## DIRECTIONS:
From the entries below, pull out each line where "Wave" appears.

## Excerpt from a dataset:
* * *
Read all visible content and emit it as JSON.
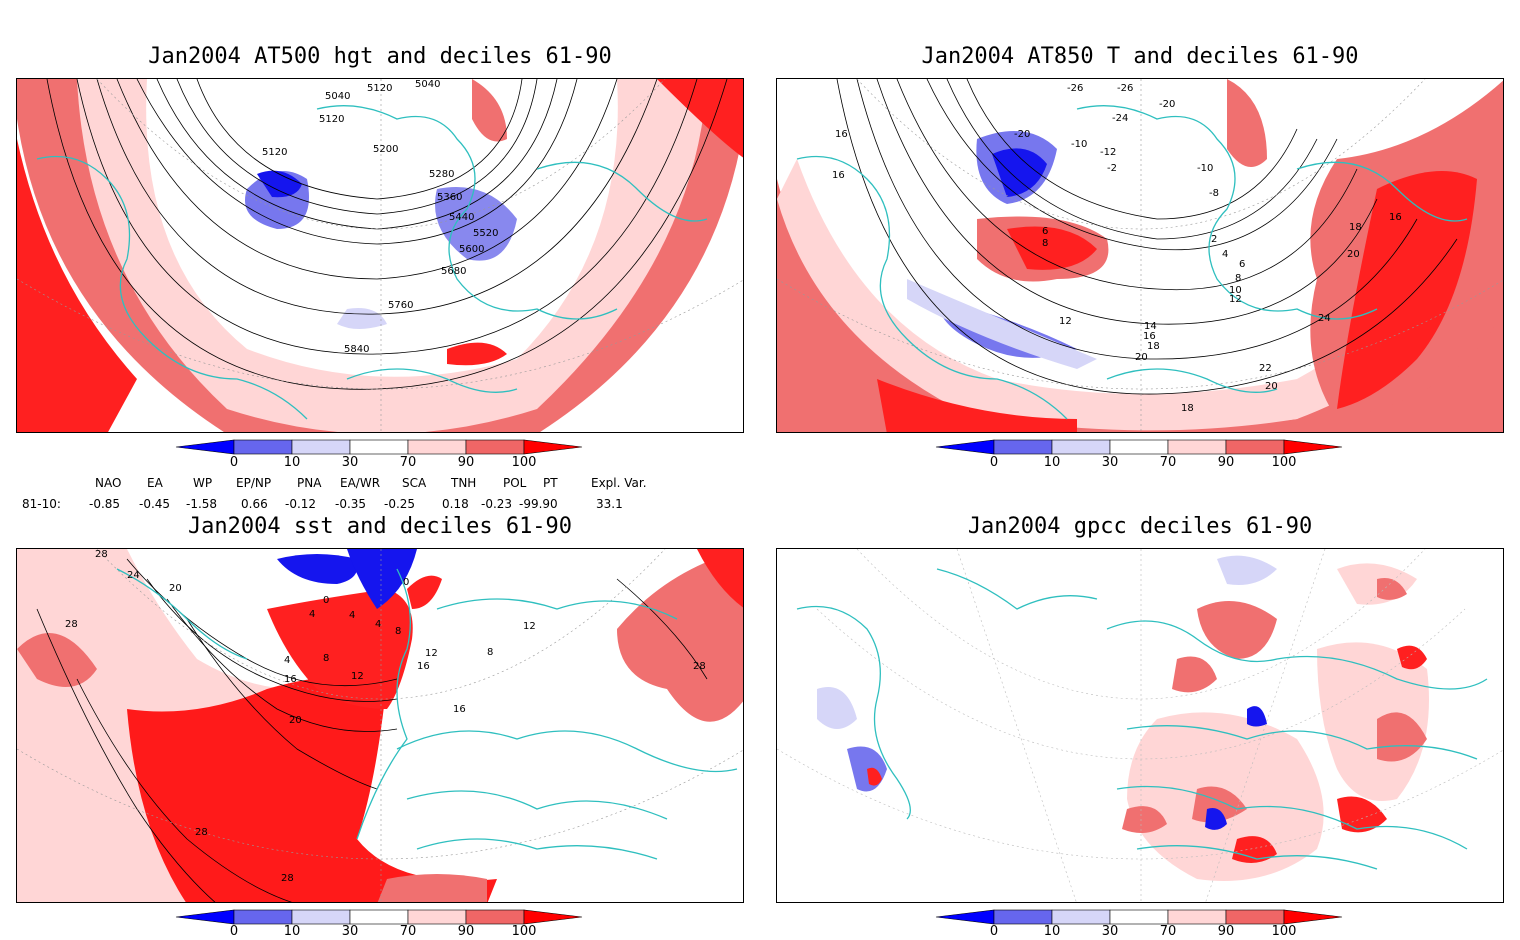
{
  "panels": [
    {
      "title": "Jan2004 AT500 hgt and deciles 61-90",
      "contour_labels": [
        "5040",
        "5040",
        "5120",
        "5120",
        "5120",
        "5200",
        "5280",
        "5360",
        "5440",
        "5520",
        "5600",
        "5680",
        "5760",
        "5840"
      ]
    },
    {
      "title": "Jan2004 AT850 T and deciles 61-90",
      "contour_labels": [
        "-26",
        "-26",
        "-24",
        "-20",
        "-20",
        "-10",
        "-12",
        "-2",
        "-10",
        "-8",
        "16",
        "16",
        "6",
        "8",
        "2",
        "4",
        "6",
        "8",
        "10",
        "12",
        "12",
        "14",
        "16",
        "18",
        "20",
        "18",
        "20",
        "16",
        "24",
        "22",
        "20",
        "18"
      ]
    },
    {
      "title": "Jan2004 sst and deciles 61-90",
      "contour_labels": [
        "28",
        "24",
        "20",
        "28",
        "0",
        "4",
        "0",
        "4",
        "4",
        "8",
        "4",
        "8",
        "12",
        "16",
        "12",
        "16",
        "20",
        "28",
        "28",
        "28",
        "16",
        "12",
        "8"
      ]
    },
    {
      "title": "Jan2004 gpcc deciles 61-90",
      "contour_labels": []
    }
  ],
  "colorbar": {
    "ticks": [
      "0",
      "10",
      "30",
      "70",
      "90",
      "100"
    ],
    "colors": [
      "#0000ff",
      "#6666ee",
      "#d6d6f8",
      "#ffffff",
      "#ffd6d6",
      "#f06666",
      "#ff0000"
    ]
  },
  "teleconnections": {
    "headers": [
      "NAO",
      "EA",
      "WP",
      "EP/NP",
      "PNA",
      "EA/WR",
      "SCA",
      "TNH",
      "POL",
      "PT",
      "Expl. Var."
    ],
    "row_label": "81-10:",
    "values": [
      "-0.85",
      "-0.45",
      "-1.58",
      "0.66",
      "-0.12",
      "-0.35",
      "-0.25",
      "0.18",
      "-0.23",
      "-99.90",
      "33.1"
    ]
  }
}
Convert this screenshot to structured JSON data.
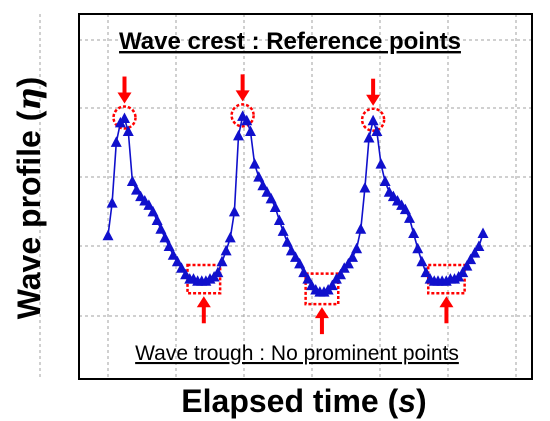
{
  "chart_data": {
    "type": "line",
    "title": "",
    "xlabel": {
      "text": "Elapsed time (",
      "symbol": "s",
      "close": ")"
    },
    "ylabel": {
      "text": "Wave profile (",
      "symbol": "η",
      "close": ")"
    },
    "xlim": [
      0,
      100
    ],
    "ylim": [
      0,
      100
    ],
    "grid": true,
    "tick_labels": false,
    "marker": "triangle",
    "colors": {
      "series": "#1010cc",
      "annotation": "#ff0000",
      "frame": "#000000",
      "grid": "#a0a0a0"
    },
    "series": [
      {
        "x": [
          0,
          1.1,
          2.2,
          3.3,
          4.4,
          5.4,
          6.5,
          7.6,
          8.7,
          9.8,
          10.9,
          12.0,
          13.1,
          14.1,
          15.2,
          16.3,
          17.4,
          18.5,
          19.6,
          20.7,
          21.8,
          22.8,
          23.9,
          25.0,
          26.1,
          27.2,
          28.3,
          29.3,
          30.4,
          31.5,
          32.6,
          33.7,
          34.8,
          35.9,
          37.0,
          38.0,
          39.1,
          40.2,
          41.3,
          42.4,
          43.5,
          44.6,
          45.7,
          46.7,
          47.8,
          48.9,
          50.0,
          51.1,
          52.2,
          53.3,
          54.3,
          55.4,
          56.5,
          57.6,
          58.7,
          59.8,
          60.9,
          62.0,
          63.0,
          64.1,
          65.2,
          66.3,
          67.4,
          68.5,
          69.6,
          70.7,
          71.7,
          72.8,
          73.9,
          75.0,
          76.1,
          77.2,
          78.3,
          79.3,
          80.4,
          81.5,
          82.6,
          83.7,
          84.8,
          85.9,
          87.0,
          88.0,
          89.1,
          90.2,
          91.3,
          92.4,
          93.5,
          94.6,
          95.7,
          96.7,
          97.8,
          98.9,
          100
        ],
        "y": [
          37,
          52,
          80,
          89,
          91,
          85,
          62,
          58,
          55,
          53,
          51,
          48,
          44,
          40,
          36,
          32,
          28,
          25,
          22,
          19,
          17,
          17,
          16,
          16,
          16,
          17,
          18,
          20,
          25,
          30,
          36,
          48,
          83,
          92,
          90,
          85,
          70,
          64,
          60,
          57,
          54,
          50,
          44,
          39,
          34,
          30,
          27,
          24,
          20,
          17,
          14,
          12,
          11,
          11,
          12,
          14,
          17,
          19,
          22,
          24,
          27,
          31,
          40,
          59,
          82,
          90,
          85,
          70,
          62,
          57,
          55,
          53,
          51,
          49,
          45,
          38,
          31,
          25,
          20,
          17,
          16,
          16,
          16,
          16,
          17,
          17,
          18,
          20,
          23,
          26,
          29,
          32,
          38
        ]
      }
    ],
    "annotations": {
      "crest_label": "Wave crest : Reference points",
      "trough_label": "Wave trough : No prominent points",
      "crest_indices": [
        4,
        33,
        65
      ],
      "trough_ranges": [
        [
          21,
          26
        ],
        [
          50,
          55
        ],
        [
          80,
          86
        ]
      ]
    }
  }
}
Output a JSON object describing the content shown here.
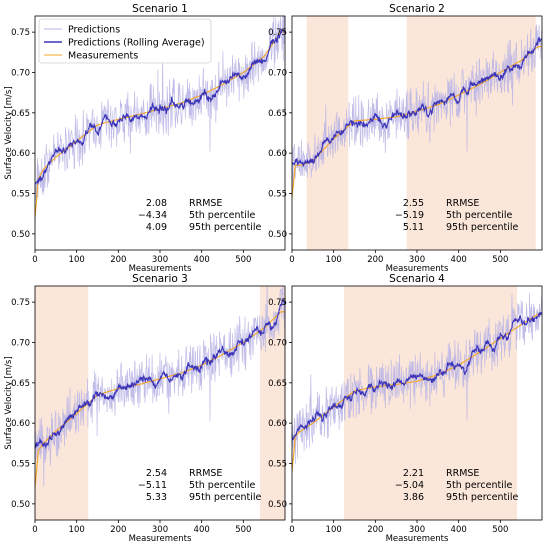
{
  "chart_data": [
    {
      "type": "line",
      "title": "Scenario 1",
      "xlabel": "Measurements",
      "ylabel": "Surface Velocity [m/s]",
      "xlim": [
        0,
        600
      ],
      "ylim": [
        0.48,
        0.77
      ],
      "xticks": [
        0,
        100,
        200,
        300,
        400,
        500
      ],
      "yticks": [
        0.5,
        0.55,
        0.6,
        0.65,
        0.7,
        0.75
      ],
      "shaded_regions": [],
      "series": [
        {
          "name": "Predictions",
          "color": "#b9b5e6"
        },
        {
          "name": "Predictions (Rolling Average)",
          "color": "#3b33b8"
        },
        {
          "name": "Measurements",
          "color": "#f5a623"
        }
      ],
      "trend": {
        "x": [
          0,
          20,
          50,
          100,
          150,
          200,
          250,
          300,
          350,
          400,
          450,
          500,
          550,
          590
        ],
        "y": [
          0.56,
          0.58,
          0.595,
          0.615,
          0.635,
          0.642,
          0.648,
          0.655,
          0.662,
          0.672,
          0.685,
          0.7,
          0.72,
          0.75
        ]
      },
      "stats": {
        "values": [
          "2.08",
          "−4.34",
          "4.09"
        ],
        "labels": [
          "RRMSE",
          "5th percentile",
          "95th percentile"
        ]
      },
      "legend": "top-left"
    },
    {
      "type": "line",
      "title": "Scenario 2",
      "xlabel": "Measurements",
      "ylabel": "",
      "xlim": [
        0,
        600
      ],
      "ylim": [
        0.48,
        0.77
      ],
      "xticks": [
        0,
        100,
        200,
        300,
        400,
        500
      ],
      "yticks": [
        0.5,
        0.55,
        0.6,
        0.65,
        0.7,
        0.75
      ],
      "shaded_regions": [
        [
          35,
          135
        ],
        [
          275,
          585
        ]
      ],
      "series": [
        {
          "name": "Predictions",
          "color": "#b9b5e6"
        },
        {
          "name": "Predictions (Rolling Average)",
          "color": "#3b33b8"
        },
        {
          "name": "Measurements",
          "color": "#f5a623"
        }
      ],
      "trend": {
        "x": [
          0,
          20,
          50,
          100,
          150,
          200,
          250,
          300,
          350,
          400,
          450,
          500,
          550,
          590
        ],
        "y": [
          0.585,
          0.585,
          0.59,
          0.618,
          0.64,
          0.642,
          0.645,
          0.652,
          0.66,
          0.672,
          0.685,
          0.7,
          0.715,
          0.732
        ]
      },
      "stats": {
        "values": [
          "2.55",
          "−5.19",
          "5.11"
        ],
        "labels": [
          "RRMSE",
          "5th percentile",
          "95th percentile"
        ]
      },
      "legend": "none"
    },
    {
      "type": "line",
      "title": "Scenario 3",
      "xlabel": "Measurements",
      "ylabel": "Surface Velocity [m/s]",
      "xlim": [
        0,
        600
      ],
      "ylim": [
        0.48,
        0.77
      ],
      "xticks": [
        0,
        100,
        200,
        300,
        400,
        500
      ],
      "yticks": [
        0.5,
        0.55,
        0.6,
        0.65,
        0.7,
        0.75
      ],
      "shaded_regions": [
        [
          0,
          128
        ],
        [
          540,
          600
        ]
      ],
      "series": [
        {
          "name": "Predictions",
          "color": "#b9b5e6"
        },
        {
          "name": "Predictions (Rolling Average)",
          "color": "#3b33b8"
        },
        {
          "name": "Measurements",
          "color": "#f5a623"
        }
      ],
      "trend": {
        "x": [
          0,
          20,
          50,
          100,
          150,
          200,
          250,
          300,
          350,
          400,
          450,
          500,
          550,
          590
        ],
        "y": [
          0.56,
          0.575,
          0.59,
          0.612,
          0.635,
          0.643,
          0.648,
          0.655,
          0.662,
          0.672,
          0.685,
          0.7,
          0.718,
          0.738
        ]
      },
      "stats": {
        "values": [
          "2.54",
          "−5.11",
          "5.33"
        ],
        "labels": [
          "RRMSE",
          "5th percentile",
          "95th percentile"
        ]
      },
      "legend": "none"
    },
    {
      "type": "line",
      "title": "Scenario 4",
      "xlabel": "Measurements",
      "ylabel": "",
      "xlim": [
        0,
        600
      ],
      "ylim": [
        0.48,
        0.77
      ],
      "xticks": [
        0,
        100,
        200,
        300,
        400,
        500
      ],
      "yticks": [
        0.5,
        0.55,
        0.6,
        0.65,
        0.7,
        0.75
      ],
      "shaded_regions": [
        [
          125,
          540
        ]
      ],
      "series": [
        {
          "name": "Predictions",
          "color": "#b9b5e6"
        },
        {
          "name": "Predictions (Rolling Average)",
          "color": "#3b33b8"
        },
        {
          "name": "Measurements",
          "color": "#f5a623"
        }
      ],
      "trend": {
        "x": [
          0,
          20,
          50,
          100,
          150,
          200,
          250,
          300,
          350,
          400,
          450,
          500,
          550,
          590
        ],
        "y": [
          0.58,
          0.59,
          0.6,
          0.62,
          0.64,
          0.645,
          0.648,
          0.652,
          0.66,
          0.672,
          0.688,
          0.705,
          0.722,
          0.735
        ]
      },
      "stats": {
        "values": [
          "2.21",
          "−5.04",
          "3.86"
        ],
        "labels": [
          "RRMSE",
          "5th percentile",
          "95th percentile"
        ]
      },
      "legend": "none"
    }
  ],
  "colors": {
    "shade": "#fbe6da",
    "axis": "#000000"
  }
}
* * *
## COMPLETED TASK:
      "text": "Wave profile (",
      "crest_label": "Wave crest : Reference points",
      "trough_label": "Wave trough : No prominent points",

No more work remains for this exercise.